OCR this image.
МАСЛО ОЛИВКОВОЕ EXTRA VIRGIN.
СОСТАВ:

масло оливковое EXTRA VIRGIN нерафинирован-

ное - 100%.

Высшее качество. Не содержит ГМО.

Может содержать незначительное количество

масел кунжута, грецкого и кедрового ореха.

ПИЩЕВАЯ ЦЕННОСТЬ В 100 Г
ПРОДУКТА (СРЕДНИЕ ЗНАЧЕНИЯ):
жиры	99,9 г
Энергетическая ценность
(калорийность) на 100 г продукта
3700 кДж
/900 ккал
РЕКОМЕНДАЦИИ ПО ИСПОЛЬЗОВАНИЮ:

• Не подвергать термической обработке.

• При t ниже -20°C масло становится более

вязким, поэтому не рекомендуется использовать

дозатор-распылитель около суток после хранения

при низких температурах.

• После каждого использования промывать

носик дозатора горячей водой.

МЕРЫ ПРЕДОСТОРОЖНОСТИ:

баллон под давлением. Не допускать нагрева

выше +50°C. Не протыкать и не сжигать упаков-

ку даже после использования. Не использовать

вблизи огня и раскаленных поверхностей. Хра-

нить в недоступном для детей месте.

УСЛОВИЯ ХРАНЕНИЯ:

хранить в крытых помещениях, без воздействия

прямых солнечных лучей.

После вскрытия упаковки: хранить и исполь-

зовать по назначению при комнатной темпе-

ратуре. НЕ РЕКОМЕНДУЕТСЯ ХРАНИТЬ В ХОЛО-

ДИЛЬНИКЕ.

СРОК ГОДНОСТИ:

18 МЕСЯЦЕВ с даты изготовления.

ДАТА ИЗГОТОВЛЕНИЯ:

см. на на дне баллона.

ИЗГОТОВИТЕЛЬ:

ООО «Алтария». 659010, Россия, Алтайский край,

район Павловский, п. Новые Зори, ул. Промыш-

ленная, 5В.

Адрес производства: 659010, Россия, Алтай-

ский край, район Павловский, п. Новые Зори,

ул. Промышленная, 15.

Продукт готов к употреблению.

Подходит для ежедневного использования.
──────────────────────────────
- Work instructions
Write the entire listing out again, word for word.

- Answer to this task
OCR this image.
МАСЛО ОЛИВКОВОЕ EXTRA VIRGIN.
СОСТАВ:

масло оливковое EXTRA VIRGIN нерафинирован-

ное - 100%.

Высшее качество. Не содержит ГМО.

Может содержать незначительное количество

масел кунжута, грецкого и кедрового ореха.

ПИЩЕВАЯ ЦЕННОСТЬ В 100 Г
ПРОДУКТА (СРЕДНИЕ ЗНАЧЕНИЯ):
жиры	99,9 г
Энергетическая ценность
(калорийность) на 100 г продукта
3700 кДж
/900 ккал
РЕКОМЕНДАЦИИ ПО ИСПОЛЬЗОВАНИЮ:

• Не подвергать термической обработке.

• При t ниже -20°C масло становится более

вязким, поэтому не рекомендуется использовать

дозатор-распылитель около суток после хранения

при низких температурах.

• После каждого использования промывать

носик дозатора горячей водой.

МЕРЫ ПРЕДОСТОРОЖНОСТИ:

баллон под давлением. Не допускать нагрева

выше +50°C. Не протыкать и не сжигать упаков-

ку даже после использования. Не использовать

вблизи огня и раскаленных поверхностей. Хра-

нить в недоступном для детей месте.

УСЛОВИЯ ХРАНЕНИЯ:

хранить в крытых помещениях, без воздействия

прямых солнечных лучей.

После вскрытия упаковки: хранить и исполь-

зовать по назначению при комнатной темпе-

ратуре. НЕ РЕКОМЕНДУЕТСЯ ХРАНИТЬ В ХОЛО-

ДИЛЬНИКЕ.

СРОК ГОДНОСТИ:

18 МЕСЯЦЕВ с даты изготовления.

ДАТА ИЗГОТОВЛЕНИЯ:

см. на на дне баллона.

ИЗГОТОВИТЕЛЬ:

ООО «Алтария». 659010, Россия, Алтайский край,

район Павловский, п. Новые Зори, ул. Промыш-

ленная, 5В.

Адрес производства: 659010, Россия, Алтай-

ский край, район Павловский, п. Новые Зори,

ул. Промышленная, 15.

Продукт готов к употреблению.

Подходит для ежедневного использования.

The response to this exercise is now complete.